## REQUISITI DEL COMPITO
Stampa senza alcuna modifica la parte del brano sulla mostra che va da "Il piano nobile" a "di una visita.".

## BRANO FORNITO

^^^^^^^^^^^^^^^^

Il piano nobile è invece occupato dalla seconda e più grande sezione, composta da ventisei opere di piccolo formato, eseguite tra il 1953 e il 1954, ancora una volta per le copertine di Villa. Trame di segni neri, rievocative delle suture dei sacchi ma anche tangenti la trasfigurazione surrealista, guidano e assemblano, su tele indurite da stesure collose, inserti in foglia d’oro, tracce pigmentate, cuciture e inserti materici. Punta di diamante della sezione e dell’intera mostra è il grande Cellotex Eor 1 del 1985, in cui il raggrumarsi della pittura rivela la propensione materica dell’artista. Un’opera eccezionale, meritevole da sola di una visita.

^^^^^^^^^^^^^^^^

## RACCOLTA DEL MATERIALE
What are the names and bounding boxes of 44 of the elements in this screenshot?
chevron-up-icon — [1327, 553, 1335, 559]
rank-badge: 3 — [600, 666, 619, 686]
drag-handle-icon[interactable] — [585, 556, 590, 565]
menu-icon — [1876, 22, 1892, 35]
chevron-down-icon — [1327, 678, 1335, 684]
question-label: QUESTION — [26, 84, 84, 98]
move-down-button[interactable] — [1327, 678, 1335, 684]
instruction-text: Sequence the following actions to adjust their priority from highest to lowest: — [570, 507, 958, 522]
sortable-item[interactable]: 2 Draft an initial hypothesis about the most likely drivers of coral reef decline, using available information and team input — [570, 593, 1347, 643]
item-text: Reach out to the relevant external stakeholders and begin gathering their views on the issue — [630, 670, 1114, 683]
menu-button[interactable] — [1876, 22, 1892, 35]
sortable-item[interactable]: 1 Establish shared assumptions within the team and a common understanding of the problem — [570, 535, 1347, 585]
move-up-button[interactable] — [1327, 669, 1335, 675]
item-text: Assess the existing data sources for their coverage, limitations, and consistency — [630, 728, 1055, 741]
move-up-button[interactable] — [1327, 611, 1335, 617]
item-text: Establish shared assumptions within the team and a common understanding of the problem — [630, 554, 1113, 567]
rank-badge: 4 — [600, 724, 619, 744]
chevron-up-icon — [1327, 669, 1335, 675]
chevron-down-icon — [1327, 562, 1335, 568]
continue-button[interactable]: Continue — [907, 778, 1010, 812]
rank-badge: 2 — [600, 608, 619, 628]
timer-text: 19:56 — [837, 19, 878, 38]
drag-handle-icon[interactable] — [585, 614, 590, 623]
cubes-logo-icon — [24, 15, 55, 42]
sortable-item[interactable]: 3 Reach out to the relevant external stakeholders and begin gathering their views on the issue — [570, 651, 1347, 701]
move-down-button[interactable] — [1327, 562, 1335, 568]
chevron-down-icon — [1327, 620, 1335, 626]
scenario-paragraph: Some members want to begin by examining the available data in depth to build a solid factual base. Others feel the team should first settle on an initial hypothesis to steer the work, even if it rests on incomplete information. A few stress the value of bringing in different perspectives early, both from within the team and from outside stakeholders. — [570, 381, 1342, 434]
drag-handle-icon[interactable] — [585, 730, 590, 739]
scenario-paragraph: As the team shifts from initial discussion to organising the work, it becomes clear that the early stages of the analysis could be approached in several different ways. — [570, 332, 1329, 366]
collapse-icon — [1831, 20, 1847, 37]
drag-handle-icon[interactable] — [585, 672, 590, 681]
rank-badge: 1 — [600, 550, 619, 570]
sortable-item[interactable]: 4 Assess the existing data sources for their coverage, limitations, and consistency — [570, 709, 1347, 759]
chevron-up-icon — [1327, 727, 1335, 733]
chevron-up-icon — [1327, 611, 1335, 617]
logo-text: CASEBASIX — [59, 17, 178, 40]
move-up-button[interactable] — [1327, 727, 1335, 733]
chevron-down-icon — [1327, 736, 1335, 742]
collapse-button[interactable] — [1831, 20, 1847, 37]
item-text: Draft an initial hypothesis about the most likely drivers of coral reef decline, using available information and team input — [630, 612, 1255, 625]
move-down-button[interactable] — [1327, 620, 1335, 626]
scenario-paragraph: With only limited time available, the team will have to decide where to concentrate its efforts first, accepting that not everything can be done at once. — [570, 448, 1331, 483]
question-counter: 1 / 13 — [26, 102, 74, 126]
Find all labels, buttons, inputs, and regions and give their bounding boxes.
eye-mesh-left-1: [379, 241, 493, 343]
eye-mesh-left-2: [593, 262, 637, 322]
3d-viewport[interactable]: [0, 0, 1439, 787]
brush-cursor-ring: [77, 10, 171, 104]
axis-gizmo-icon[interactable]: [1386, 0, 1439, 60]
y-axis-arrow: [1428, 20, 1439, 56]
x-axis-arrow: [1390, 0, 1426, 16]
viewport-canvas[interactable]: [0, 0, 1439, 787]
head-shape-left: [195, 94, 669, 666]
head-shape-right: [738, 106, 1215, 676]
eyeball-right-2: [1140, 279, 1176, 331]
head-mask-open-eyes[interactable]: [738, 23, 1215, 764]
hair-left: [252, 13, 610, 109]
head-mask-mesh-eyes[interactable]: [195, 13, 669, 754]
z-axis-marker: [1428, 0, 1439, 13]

^^^^^^^^^^^^^^^^

## RISPOSTA SCRITTA
Il piano nobile è invece occupato dalla seconda e più grande sezione, composta da ventisei opere di piccolo formato, eseguite tra il 1953 e il 1954, ancora una volta per le copertine di Villa. Trame di segni neri, rievocative delle suture dei sacchi ma anche tangenti la trasfigurazione surrealista, guidano e assemblano, su tele indurite da stesure collose, inserti in foglia d’oro, tracce pigmentate, cuciture e inserti materici. Punta di diamante della sezione e dell’intera mostra è il grande Cellotex Eor 1 del 1985, in cui il raggrumarsi della pittura rivela la propensione materica dell’artista. Un’opera eccezionale, meritevole da sola di una visita.